What to produce>
Search the records that follow and extract every line containing the string "train".
-- begin Data listing --
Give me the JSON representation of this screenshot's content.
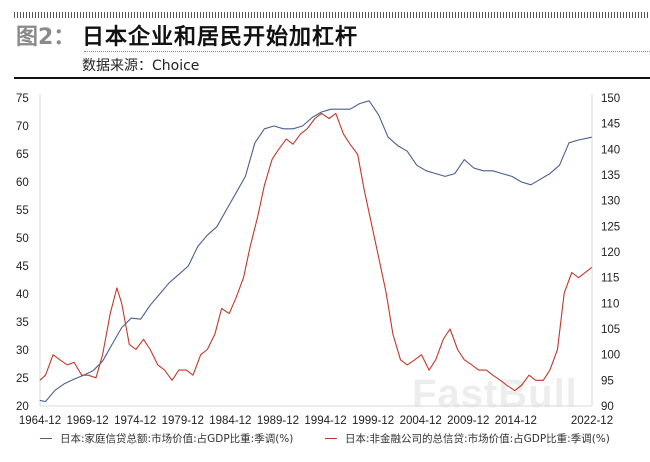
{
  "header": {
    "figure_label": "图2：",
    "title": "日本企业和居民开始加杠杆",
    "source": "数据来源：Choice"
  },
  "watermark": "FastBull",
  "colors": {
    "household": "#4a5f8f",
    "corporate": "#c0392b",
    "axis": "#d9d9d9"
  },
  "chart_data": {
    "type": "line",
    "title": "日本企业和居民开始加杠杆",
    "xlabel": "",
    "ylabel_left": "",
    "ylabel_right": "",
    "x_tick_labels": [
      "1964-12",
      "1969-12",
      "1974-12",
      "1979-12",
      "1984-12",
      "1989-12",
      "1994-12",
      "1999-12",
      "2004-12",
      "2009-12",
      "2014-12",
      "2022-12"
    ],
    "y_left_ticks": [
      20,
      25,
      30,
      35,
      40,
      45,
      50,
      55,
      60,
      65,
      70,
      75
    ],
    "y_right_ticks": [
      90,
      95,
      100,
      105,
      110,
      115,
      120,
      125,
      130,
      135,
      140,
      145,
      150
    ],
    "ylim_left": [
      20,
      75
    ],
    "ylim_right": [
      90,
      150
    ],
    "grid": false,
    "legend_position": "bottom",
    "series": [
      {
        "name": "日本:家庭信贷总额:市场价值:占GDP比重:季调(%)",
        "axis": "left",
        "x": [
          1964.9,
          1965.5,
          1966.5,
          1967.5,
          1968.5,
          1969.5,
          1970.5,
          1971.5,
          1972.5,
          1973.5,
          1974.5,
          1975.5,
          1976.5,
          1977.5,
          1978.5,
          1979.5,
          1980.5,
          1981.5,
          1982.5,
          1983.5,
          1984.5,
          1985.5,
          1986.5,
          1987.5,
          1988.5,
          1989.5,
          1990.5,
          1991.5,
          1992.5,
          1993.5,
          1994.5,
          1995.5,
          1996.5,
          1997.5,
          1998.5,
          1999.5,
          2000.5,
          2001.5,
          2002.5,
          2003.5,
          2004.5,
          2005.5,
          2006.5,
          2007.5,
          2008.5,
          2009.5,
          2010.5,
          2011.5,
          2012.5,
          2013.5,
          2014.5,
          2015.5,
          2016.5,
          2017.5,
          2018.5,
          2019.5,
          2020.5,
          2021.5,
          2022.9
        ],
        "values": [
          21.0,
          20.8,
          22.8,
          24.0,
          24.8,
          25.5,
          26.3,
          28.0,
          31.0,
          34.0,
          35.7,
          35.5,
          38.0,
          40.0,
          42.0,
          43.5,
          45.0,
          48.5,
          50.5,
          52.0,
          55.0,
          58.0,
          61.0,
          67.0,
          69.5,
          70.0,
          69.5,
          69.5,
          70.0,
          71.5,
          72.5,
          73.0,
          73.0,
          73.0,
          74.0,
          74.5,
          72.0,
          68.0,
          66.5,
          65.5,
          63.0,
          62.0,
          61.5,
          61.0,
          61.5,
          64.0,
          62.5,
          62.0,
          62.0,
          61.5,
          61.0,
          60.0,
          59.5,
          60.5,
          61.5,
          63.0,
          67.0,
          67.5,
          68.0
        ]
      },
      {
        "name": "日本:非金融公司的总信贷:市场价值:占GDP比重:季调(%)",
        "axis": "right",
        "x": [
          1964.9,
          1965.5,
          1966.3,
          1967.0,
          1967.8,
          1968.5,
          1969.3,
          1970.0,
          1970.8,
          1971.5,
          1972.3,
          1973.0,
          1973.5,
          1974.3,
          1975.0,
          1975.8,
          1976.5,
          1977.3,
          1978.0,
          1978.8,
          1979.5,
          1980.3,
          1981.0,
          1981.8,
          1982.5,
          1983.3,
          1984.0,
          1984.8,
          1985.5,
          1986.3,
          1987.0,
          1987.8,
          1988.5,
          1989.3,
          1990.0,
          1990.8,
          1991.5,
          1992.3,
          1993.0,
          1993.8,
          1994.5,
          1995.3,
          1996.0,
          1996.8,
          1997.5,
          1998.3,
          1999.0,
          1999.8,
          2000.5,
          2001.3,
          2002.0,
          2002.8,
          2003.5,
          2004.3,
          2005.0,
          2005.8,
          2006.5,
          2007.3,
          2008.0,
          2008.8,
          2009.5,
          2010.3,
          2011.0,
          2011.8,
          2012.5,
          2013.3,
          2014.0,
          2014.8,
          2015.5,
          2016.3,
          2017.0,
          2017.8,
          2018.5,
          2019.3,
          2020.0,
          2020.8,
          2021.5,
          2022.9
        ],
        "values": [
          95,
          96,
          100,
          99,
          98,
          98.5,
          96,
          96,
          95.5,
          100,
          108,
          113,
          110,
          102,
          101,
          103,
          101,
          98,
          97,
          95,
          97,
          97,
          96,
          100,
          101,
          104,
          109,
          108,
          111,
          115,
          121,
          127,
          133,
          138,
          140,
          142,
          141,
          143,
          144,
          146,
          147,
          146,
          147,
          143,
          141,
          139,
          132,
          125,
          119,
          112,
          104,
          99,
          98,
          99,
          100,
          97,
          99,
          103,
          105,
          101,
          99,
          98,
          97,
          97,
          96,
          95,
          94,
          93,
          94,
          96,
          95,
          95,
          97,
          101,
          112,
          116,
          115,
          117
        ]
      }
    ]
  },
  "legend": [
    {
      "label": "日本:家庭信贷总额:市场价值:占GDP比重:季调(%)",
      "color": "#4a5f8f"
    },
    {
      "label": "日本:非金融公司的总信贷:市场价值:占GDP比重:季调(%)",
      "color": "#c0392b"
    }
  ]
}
-- end Data listing --
-- begin Data listing --
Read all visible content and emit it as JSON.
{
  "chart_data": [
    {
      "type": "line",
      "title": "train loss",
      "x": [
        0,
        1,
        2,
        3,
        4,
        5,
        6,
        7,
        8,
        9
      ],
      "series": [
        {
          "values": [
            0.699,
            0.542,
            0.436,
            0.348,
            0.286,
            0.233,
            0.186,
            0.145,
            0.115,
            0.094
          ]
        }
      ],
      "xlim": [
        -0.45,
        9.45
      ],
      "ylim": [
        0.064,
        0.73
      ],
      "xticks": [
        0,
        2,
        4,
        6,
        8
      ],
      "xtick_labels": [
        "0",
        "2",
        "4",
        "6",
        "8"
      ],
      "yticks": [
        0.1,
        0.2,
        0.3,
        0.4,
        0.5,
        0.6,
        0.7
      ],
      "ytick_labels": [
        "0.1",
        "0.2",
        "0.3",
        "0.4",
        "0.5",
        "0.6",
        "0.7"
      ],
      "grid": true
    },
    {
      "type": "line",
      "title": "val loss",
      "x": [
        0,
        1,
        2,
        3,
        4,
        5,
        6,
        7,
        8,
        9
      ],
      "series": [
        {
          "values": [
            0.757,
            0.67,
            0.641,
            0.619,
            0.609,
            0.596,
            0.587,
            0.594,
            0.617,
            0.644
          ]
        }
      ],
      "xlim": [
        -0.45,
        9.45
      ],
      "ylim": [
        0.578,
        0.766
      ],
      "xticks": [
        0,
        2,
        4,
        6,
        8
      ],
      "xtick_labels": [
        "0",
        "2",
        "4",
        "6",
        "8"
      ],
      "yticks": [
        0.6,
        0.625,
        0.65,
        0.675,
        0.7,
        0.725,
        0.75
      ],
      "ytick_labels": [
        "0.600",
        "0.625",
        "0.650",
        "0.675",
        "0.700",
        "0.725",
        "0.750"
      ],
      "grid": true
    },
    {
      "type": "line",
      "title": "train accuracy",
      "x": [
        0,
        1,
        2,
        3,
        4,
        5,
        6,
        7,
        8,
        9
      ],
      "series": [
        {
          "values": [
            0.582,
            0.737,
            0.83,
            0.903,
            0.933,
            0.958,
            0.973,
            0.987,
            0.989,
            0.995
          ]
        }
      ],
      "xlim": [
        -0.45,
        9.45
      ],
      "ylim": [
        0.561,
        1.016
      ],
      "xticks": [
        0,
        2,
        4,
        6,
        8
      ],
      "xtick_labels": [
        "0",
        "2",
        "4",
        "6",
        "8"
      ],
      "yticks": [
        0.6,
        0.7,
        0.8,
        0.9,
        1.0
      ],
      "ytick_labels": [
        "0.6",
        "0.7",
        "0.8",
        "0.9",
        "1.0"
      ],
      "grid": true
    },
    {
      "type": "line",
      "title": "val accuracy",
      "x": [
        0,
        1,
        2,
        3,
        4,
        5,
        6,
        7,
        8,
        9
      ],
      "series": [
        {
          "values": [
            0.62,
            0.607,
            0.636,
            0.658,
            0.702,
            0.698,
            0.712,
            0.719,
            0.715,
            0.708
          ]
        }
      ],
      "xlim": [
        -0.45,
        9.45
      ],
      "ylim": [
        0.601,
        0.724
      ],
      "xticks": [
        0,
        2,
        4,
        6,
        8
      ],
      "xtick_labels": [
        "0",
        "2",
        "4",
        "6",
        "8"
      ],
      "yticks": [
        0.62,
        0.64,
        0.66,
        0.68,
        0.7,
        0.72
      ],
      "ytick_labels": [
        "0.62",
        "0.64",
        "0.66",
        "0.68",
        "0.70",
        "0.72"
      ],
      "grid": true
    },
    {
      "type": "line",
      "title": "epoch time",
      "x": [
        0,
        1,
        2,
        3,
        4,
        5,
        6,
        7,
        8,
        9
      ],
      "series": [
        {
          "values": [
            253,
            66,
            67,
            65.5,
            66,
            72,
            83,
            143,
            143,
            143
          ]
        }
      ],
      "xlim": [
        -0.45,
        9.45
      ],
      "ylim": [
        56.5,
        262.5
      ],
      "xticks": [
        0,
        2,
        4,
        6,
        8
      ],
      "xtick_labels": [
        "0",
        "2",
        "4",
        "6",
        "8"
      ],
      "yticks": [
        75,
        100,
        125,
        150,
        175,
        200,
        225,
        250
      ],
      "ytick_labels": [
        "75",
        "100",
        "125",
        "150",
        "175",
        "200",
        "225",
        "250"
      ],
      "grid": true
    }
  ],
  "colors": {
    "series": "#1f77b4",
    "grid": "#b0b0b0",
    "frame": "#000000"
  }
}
-- end Data listing --
-- begin Data listing --
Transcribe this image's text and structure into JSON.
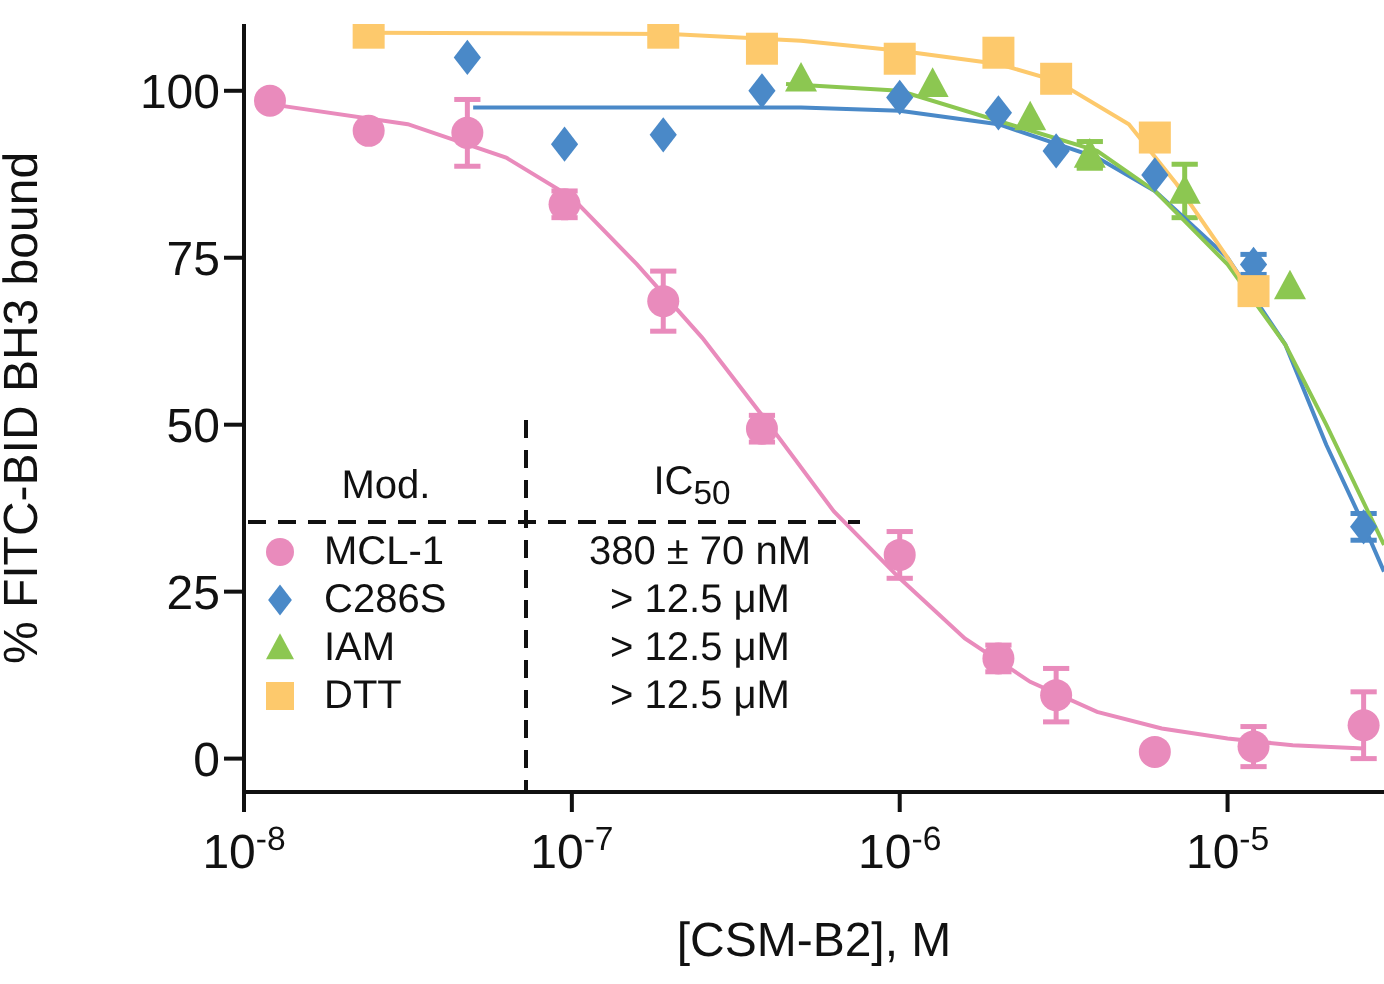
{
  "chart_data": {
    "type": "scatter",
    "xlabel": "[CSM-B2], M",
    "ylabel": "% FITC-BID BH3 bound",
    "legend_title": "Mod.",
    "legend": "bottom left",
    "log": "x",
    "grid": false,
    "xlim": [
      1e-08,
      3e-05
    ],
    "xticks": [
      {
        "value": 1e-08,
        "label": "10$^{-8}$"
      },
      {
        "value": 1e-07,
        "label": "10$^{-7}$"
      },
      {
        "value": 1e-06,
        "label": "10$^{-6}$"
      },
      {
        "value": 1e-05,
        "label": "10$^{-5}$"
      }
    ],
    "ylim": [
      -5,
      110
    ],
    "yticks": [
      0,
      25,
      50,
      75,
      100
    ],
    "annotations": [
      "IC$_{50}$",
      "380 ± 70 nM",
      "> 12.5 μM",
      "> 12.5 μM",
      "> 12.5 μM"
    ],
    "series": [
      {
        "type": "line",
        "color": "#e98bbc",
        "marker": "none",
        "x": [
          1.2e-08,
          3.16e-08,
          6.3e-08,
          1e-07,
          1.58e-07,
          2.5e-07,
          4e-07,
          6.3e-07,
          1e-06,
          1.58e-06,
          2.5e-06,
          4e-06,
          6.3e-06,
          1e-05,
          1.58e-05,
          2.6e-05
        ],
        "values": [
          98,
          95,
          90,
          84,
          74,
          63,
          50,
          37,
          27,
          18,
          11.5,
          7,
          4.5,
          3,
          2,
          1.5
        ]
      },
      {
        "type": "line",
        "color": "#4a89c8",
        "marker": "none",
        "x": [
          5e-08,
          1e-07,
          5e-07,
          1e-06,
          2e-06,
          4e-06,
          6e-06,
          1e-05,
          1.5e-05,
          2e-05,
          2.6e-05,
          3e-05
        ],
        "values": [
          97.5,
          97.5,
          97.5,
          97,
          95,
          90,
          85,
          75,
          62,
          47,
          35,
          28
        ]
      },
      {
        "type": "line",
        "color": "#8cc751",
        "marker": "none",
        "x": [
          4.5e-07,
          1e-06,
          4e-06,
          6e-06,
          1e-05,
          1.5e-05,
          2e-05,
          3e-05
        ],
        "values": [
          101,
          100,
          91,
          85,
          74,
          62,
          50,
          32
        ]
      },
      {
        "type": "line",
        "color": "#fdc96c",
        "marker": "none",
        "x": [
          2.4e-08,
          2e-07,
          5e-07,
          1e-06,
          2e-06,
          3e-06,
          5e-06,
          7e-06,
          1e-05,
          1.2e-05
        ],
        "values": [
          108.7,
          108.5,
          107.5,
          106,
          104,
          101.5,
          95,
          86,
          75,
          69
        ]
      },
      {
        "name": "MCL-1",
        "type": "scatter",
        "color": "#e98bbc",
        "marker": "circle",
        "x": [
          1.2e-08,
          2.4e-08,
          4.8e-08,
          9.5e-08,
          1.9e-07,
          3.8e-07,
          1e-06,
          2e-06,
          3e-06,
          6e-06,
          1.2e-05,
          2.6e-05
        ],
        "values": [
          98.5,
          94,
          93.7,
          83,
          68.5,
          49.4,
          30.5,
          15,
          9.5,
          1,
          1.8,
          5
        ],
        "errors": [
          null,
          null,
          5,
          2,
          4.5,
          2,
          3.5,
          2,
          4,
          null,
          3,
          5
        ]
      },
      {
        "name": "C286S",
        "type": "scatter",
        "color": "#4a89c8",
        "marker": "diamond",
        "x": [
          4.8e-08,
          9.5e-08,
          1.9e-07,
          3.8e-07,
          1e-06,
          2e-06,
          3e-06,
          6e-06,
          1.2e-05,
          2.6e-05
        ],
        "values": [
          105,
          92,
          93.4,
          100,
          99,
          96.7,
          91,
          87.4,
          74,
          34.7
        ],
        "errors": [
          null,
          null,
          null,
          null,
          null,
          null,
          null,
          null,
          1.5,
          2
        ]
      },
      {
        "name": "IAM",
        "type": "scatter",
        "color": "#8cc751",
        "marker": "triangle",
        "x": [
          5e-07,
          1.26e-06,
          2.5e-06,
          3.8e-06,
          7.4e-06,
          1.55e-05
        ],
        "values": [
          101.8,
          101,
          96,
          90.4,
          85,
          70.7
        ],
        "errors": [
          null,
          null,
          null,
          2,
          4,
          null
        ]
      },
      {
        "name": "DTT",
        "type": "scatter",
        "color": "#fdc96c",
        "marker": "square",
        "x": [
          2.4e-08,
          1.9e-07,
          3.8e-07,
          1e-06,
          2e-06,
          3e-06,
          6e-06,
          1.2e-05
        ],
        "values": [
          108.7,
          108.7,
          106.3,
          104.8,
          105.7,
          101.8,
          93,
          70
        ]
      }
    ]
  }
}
-- end Data listing --
Problem solution>
      "title": "train loss",
      "title": "train accuracy",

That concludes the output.